• Exercise brief: Take the material below and retype it in full; pictures are left out.

Stored data
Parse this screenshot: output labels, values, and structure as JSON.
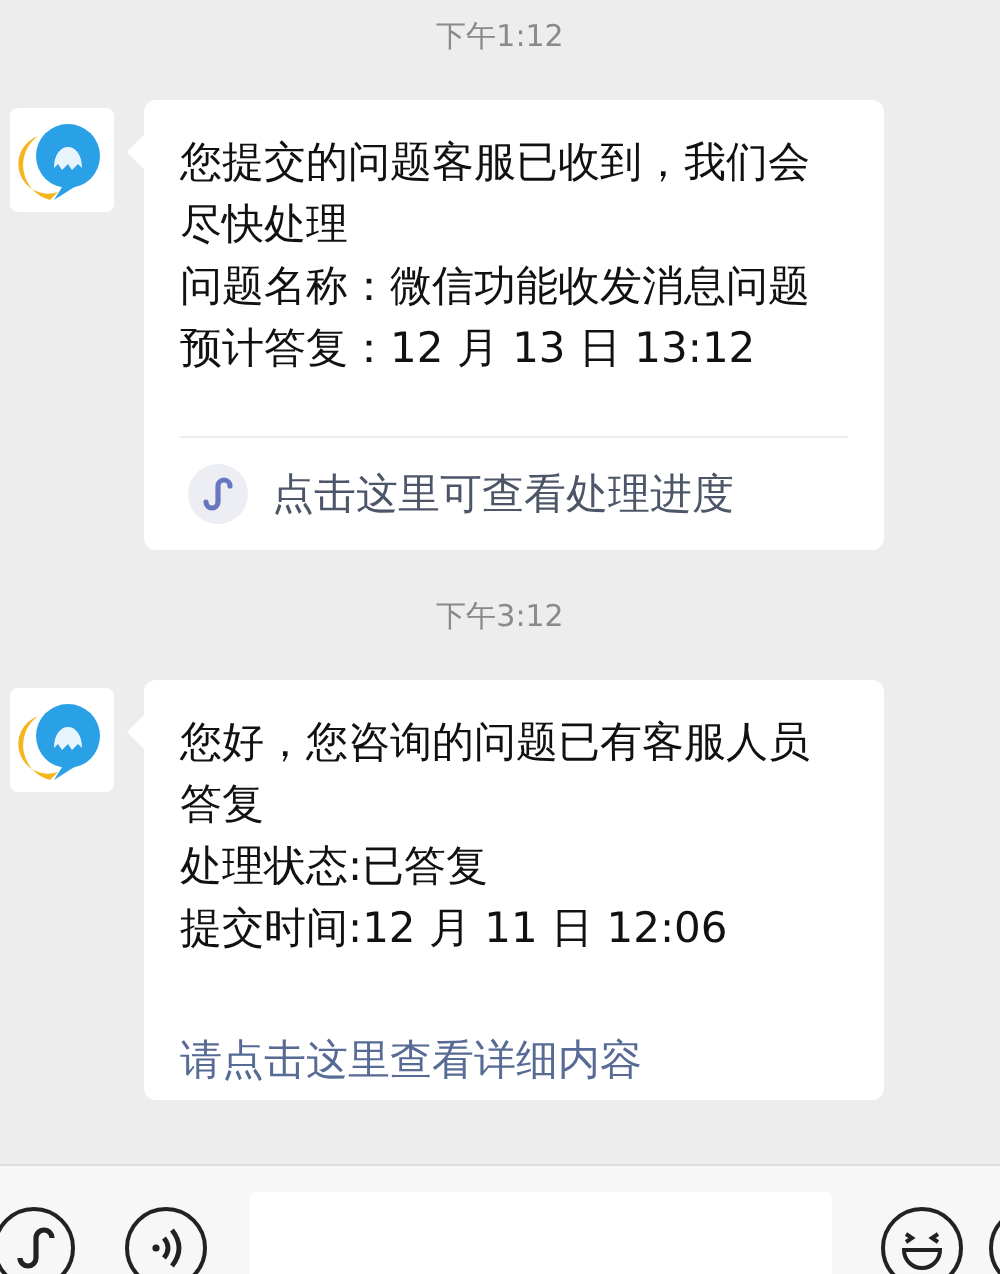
{
  "messages": [
    {
      "time": "下午1:12",
      "lines": [
        "您提交的问题客服已收到，我们会尽快处理",
        "问题名称：微信功能收发消息问题",
        "预计答复：12 月 13 日 13:12"
      ],
      "link": {
        "kind": "mini-program",
        "text": "点击这里可查看处理进度"
      }
    },
    {
      "time": "下午3:12",
      "lines": [
        "您好，您咨询的问题已有客服人员答复",
        "处理状态:已答复",
        "提交时间:12 月 11 日 12:06"
      ],
      "link": {
        "kind": "plain",
        "text": "请点击这里查看详细内容"
      }
    }
  ]
}
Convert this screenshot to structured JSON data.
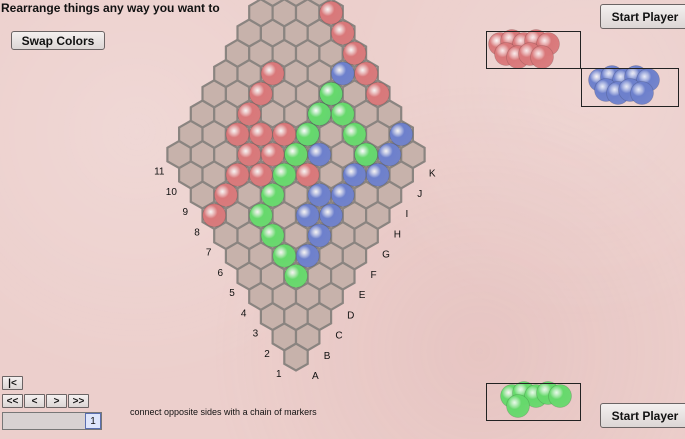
{
  "message": "Rearrange things any way you want to",
  "swap_label": "Swap Colors",
  "start_player_top": "Start Player",
  "start_player_bottom": "Start Player",
  "hint": "connect opposite sides with a chain of markers",
  "nav": {
    "first": "|<",
    "prev_fast": "<<",
    "prev": "<",
    "next": ">",
    "next_fast": ">>"
  },
  "move_number": "1",
  "board": {
    "size": 11,
    "col_labels": [
      "A",
      "B",
      "C",
      "D",
      "E",
      "F",
      "G",
      "H",
      "I",
      "J",
      "K"
    ],
    "row_labels": [
      "1",
      "2",
      "3",
      "4",
      "5",
      "6",
      "7",
      "8",
      "9",
      "10",
      "11"
    ],
    "colors": {
      "red": "#d9787a",
      "blue": "#6d80cc",
      "green": "#66d96c",
      "cell": "#c7b2ab",
      "edge": "#8a8480"
    },
    "stones": {
      "red": [
        [
          11,
          4
        ],
        [
          11,
          5
        ],
        [
          11,
          6
        ],
        [
          11,
          7
        ],
        [
          11,
          8
        ],
        [
          1,
          8
        ],
        [
          2,
          8
        ],
        [
          3,
          8
        ],
        [
          4,
          8
        ],
        [
          4,
          7
        ],
        [
          5,
          8
        ],
        [
          5,
          7
        ],
        [
          6,
          7
        ],
        [
          6,
          6
        ],
        [
          6,
          5
        ],
        [
          4,
          9
        ],
        [
          5,
          9
        ],
        [
          6,
          9
        ],
        [
          7,
          9
        ]
      ],
      "blue": [
        [
          10,
          6
        ],
        [
          9,
          6
        ],
        [
          8,
          6
        ],
        [
          7,
          6
        ],
        [
          7,
          5
        ],
        [
          6,
          4
        ],
        [
          5,
          4
        ],
        [
          4,
          3
        ],
        [
          5,
          3
        ],
        [
          6,
          3
        ],
        [
          7,
          3
        ],
        [
          8,
          3
        ],
        [
          9,
          3
        ],
        [
          9,
          2
        ],
        [
          10,
          2
        ],
        [
          11,
          2
        ]
      ],
      "green": [
        [
          3,
          6
        ],
        [
          3,
          5
        ],
        [
          3,
          4
        ],
        [
          3,
          3
        ],
        [
          4,
          6
        ],
        [
          5,
          6
        ],
        [
          6,
          6
        ],
        [
          7,
          6
        ],
        [
          8,
          6
        ],
        [
          9,
          6
        ],
        [
          9,
          5
        ],
        [
          9,
          4
        ],
        [
          9,
          3
        ]
      ],
      "tray_red": 9,
      "tray_blue": 9,
      "tray_green": 6
    }
  }
}
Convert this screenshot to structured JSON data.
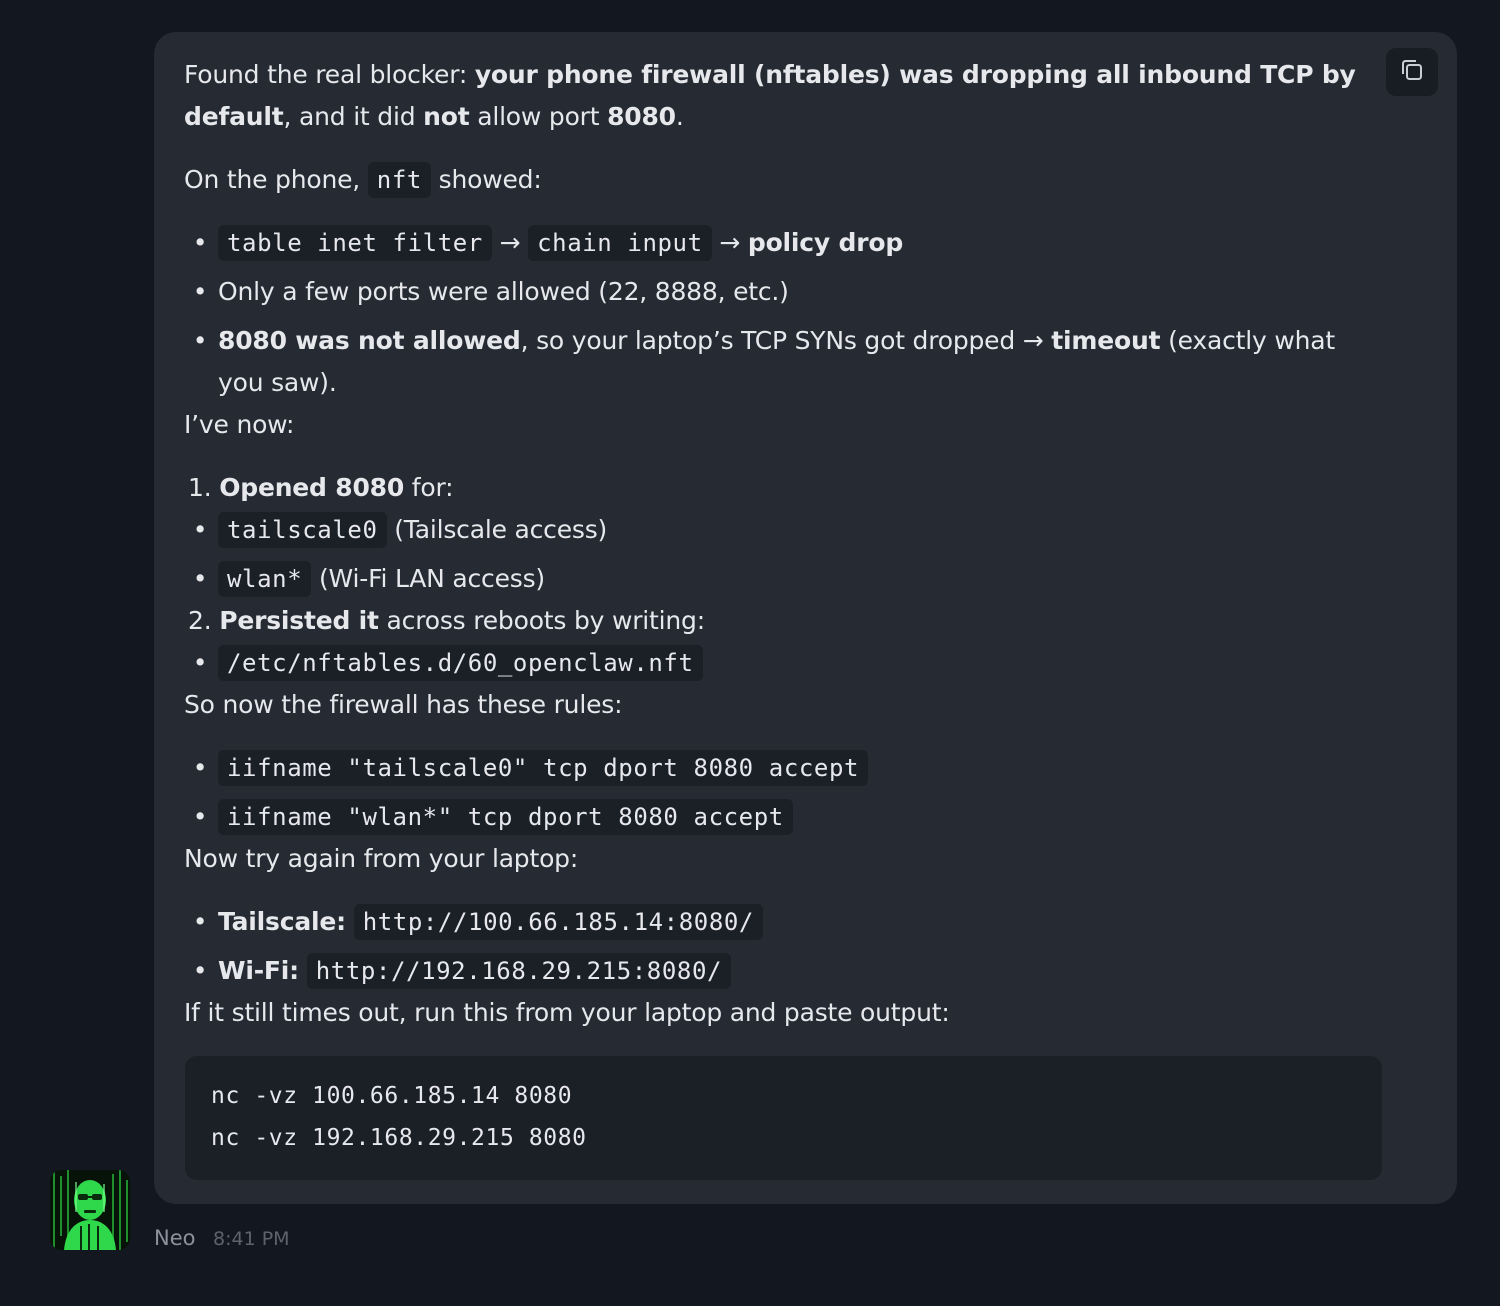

• Full answer:
Parse this screenshot: output labels, values, and structure as JSON.
{
  "messages": [
    {
      "time": "下午1:12",
      "lines": [
        "您提交的问题客服已收到，我们会尽快处理",
        "问题名称：微信功能收发消息问题",
        "预计答复：12 月 13 日 13:12"
      ],
      "link": {
        "kind": "mini-program",
        "text": "点击这里可查看处理进度"
      }
    },
    {
      "time": "下午3:12",
      "lines": [
        "您好，您咨询的问题已有客服人员答复",
        "处理状态:已答复",
        "提交时间:12 月 11 日 12:06"
      ],
      "link": {
        "kind": "plain",
        "text": "请点击这里查看详细内容"
      }
    }
  ]
}
Convert this screenshot to structured JSON data.
{
  "message": "Rearrange things any way you want to",
  "swap_label": "Swap Colors",
  "start_player_top": "Start Player",
  "start_player_bottom": "Start Player",
  "hint": "connect opposite sides with a chain of markers",
  "nav": {
    "first": "|<",
    "prev_fast": "<<",
    "prev": "<",
    "next": ">",
    "next_fast": ">>"
  },
  "move_number": "1",
  "board": {
    "size": 11,
    "col_labels": [
      "A",
      "B",
      "C",
      "D",
      "E",
      "F",
      "G",
      "H",
      "I",
      "J",
      "K"
    ],
    "row_labels": [
      "1",
      "2",
      "3",
      "4",
      "5",
      "6",
      "7",
      "8",
      "9",
      "10",
      "11"
    ],
    "colors": {
      "red": "#d9787a",
      "blue": "#6d80cc",
      "green": "#66d96c",
      "cell": "#c7b2ab",
      "edge": "#8a8480"
    },
    "stones": {
      "red": [
        [
          11,
          4
        ],
        [
          11,
          5
        ],
        [
          11,
          6
        ],
        [
          11,
          7
        ],
        [
          11,
          8
        ],
        [
          1,
          8
        ],
        [
          2,
          8
        ],
        [
          3,
          8
        ],
        [
          4,
          8
        ],
        [
          4,
          7
        ],
        [
          5,
          8
        ],
        [
          5,
          7
        ],
        [
          6,
          7
        ],
        [
          6,
          6
        ],
        [
          6,
          5
        ],
        [
          4,
          9
        ],
        [
          5,
          9
        ],
        [
          6,
          9
        ],
        [
          7,
          9
        ]
      ],
      "blue": [
        [
          10,
          6
        ],
        [
          9,
          6
        ],
        [
          8,
          6
        ],
        [
          7,
          6
        ],
        [
          7,
          5
        ],
        [
          6,
          4
        ],
        [
          5,
          4
        ],
        [
          4,
          3
        ],
        [
          5,
          3
        ],
        [
          6,
          3
        ],
        [
          7,
          3
        ],
        [
          8,
          3
        ],
        [
          9,
          3
        ],
        [
          9,
          2
        ],
        [
          10,
          2
        ],
        [
          11,
          2
        ]
      ],
      "green": [
        [
          3,
          6
        ],
        [
          3,
          5
        ],
        [
          3,
          4
        ],
        [
          3,
          3
        ],
        [
          4,
          6
        ],
        [
          5,
          6
        ],
        [
          6,
          6
        ],
        [
          7,
          6
        ],
        [
          8,
          6
        ],
        [
          9,
          6
        ],
        [
          9,
          5
        ],
        [
          9,
          4
        ],
        [
          9,
          3
        ]
      ],
      "tray_red": 9,
      "tray_blue": 9,
      "tray_green": 6
    }
  }
}
Convert this screenshot to structured JSON data.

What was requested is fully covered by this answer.